[Figure record listings]
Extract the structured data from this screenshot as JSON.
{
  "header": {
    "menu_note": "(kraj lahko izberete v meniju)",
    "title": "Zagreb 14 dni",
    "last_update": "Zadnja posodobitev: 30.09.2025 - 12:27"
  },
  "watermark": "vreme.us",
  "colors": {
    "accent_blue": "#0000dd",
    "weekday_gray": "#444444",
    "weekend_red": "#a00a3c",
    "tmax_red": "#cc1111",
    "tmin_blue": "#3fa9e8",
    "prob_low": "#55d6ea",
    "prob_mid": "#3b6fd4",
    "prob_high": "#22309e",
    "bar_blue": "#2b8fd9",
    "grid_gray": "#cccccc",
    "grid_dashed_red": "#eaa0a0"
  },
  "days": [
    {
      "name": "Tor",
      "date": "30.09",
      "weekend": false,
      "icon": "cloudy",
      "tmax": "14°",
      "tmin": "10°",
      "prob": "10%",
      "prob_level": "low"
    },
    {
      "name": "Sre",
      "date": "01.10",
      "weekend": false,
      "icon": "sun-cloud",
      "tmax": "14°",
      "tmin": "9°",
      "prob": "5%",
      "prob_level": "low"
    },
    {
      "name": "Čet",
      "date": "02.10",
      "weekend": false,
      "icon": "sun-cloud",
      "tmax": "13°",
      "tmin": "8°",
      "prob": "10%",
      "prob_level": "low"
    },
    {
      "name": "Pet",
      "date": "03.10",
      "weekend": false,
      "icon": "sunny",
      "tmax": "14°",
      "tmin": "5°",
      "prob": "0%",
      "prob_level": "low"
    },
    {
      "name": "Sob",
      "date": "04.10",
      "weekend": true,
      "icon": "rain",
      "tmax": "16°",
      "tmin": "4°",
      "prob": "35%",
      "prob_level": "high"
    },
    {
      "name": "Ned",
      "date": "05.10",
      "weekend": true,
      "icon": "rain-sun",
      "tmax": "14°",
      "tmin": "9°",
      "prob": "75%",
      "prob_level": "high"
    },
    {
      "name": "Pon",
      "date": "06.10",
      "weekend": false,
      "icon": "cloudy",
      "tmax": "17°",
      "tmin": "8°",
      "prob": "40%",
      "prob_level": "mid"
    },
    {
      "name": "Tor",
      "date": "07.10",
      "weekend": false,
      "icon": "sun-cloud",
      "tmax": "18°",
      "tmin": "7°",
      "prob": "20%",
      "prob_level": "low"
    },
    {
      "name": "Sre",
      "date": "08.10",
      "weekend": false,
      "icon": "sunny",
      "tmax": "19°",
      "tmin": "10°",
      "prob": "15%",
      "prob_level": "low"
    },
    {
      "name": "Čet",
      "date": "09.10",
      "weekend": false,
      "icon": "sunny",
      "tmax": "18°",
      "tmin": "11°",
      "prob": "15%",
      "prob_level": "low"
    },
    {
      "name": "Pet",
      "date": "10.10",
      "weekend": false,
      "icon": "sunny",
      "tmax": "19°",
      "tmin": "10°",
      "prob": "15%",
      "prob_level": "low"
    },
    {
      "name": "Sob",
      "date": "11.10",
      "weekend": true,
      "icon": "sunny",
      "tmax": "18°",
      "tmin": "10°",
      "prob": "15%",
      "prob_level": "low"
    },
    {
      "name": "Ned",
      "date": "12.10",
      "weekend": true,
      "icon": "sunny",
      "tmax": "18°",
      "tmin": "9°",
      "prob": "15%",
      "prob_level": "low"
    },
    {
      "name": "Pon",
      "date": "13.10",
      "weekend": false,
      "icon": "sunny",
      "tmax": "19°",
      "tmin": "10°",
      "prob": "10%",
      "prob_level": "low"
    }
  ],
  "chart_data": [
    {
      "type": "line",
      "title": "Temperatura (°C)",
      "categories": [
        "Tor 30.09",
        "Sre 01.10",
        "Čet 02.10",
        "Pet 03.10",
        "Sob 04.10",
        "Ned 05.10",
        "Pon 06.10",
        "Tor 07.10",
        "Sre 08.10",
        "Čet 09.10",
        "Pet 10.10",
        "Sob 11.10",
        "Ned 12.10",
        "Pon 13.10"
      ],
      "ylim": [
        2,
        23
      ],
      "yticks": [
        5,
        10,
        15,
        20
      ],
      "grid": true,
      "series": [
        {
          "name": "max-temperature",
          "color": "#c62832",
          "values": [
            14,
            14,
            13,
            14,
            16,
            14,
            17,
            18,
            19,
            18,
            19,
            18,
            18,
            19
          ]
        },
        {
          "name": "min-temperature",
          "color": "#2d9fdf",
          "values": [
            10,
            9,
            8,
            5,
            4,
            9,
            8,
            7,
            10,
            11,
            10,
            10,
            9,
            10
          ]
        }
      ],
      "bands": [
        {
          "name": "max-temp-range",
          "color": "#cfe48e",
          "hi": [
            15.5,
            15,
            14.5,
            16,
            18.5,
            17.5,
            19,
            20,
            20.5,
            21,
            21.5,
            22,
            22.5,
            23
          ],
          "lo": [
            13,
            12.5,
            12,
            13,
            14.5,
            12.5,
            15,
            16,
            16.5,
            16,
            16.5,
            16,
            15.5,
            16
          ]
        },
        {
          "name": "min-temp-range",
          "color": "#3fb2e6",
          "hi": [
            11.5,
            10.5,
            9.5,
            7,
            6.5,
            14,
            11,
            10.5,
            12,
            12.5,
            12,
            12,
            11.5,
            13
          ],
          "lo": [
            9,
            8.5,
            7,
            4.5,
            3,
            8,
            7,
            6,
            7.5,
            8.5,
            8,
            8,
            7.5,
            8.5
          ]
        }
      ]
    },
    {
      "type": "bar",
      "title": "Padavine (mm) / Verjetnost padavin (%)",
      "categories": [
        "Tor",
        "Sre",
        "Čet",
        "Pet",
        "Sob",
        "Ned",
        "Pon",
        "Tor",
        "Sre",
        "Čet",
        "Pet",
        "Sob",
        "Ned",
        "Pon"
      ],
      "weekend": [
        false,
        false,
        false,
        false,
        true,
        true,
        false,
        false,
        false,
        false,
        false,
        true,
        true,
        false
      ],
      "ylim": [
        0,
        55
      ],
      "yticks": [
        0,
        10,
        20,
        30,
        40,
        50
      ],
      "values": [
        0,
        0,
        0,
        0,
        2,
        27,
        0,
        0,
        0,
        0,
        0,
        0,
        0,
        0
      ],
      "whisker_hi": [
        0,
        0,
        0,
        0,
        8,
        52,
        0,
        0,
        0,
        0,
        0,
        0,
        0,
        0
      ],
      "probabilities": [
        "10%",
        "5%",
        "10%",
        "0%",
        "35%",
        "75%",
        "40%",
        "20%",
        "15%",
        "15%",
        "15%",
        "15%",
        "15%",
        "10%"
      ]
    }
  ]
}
* * *
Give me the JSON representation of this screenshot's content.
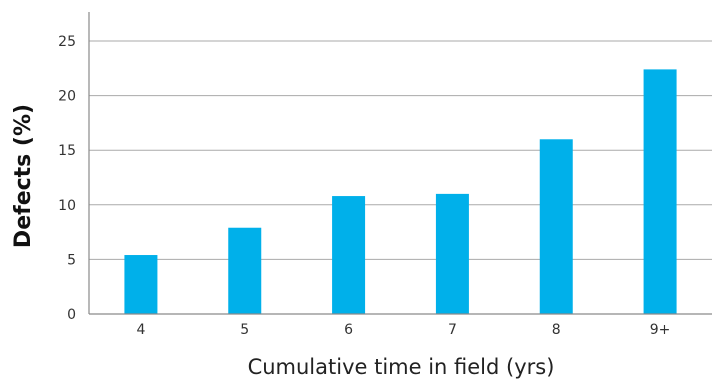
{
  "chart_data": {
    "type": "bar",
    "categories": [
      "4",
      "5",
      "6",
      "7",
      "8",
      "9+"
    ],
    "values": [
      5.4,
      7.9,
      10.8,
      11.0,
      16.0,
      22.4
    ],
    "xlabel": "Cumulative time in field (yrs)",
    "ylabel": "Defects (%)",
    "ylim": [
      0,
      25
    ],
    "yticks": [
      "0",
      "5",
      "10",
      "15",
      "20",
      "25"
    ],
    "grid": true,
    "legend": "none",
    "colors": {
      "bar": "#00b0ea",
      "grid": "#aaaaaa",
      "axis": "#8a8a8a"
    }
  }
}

◆ **Exercise objective**: Go through the listing above line by line and say how many lines hold the word "temperature". Reply with that number only.

◆ **Expected output**: 2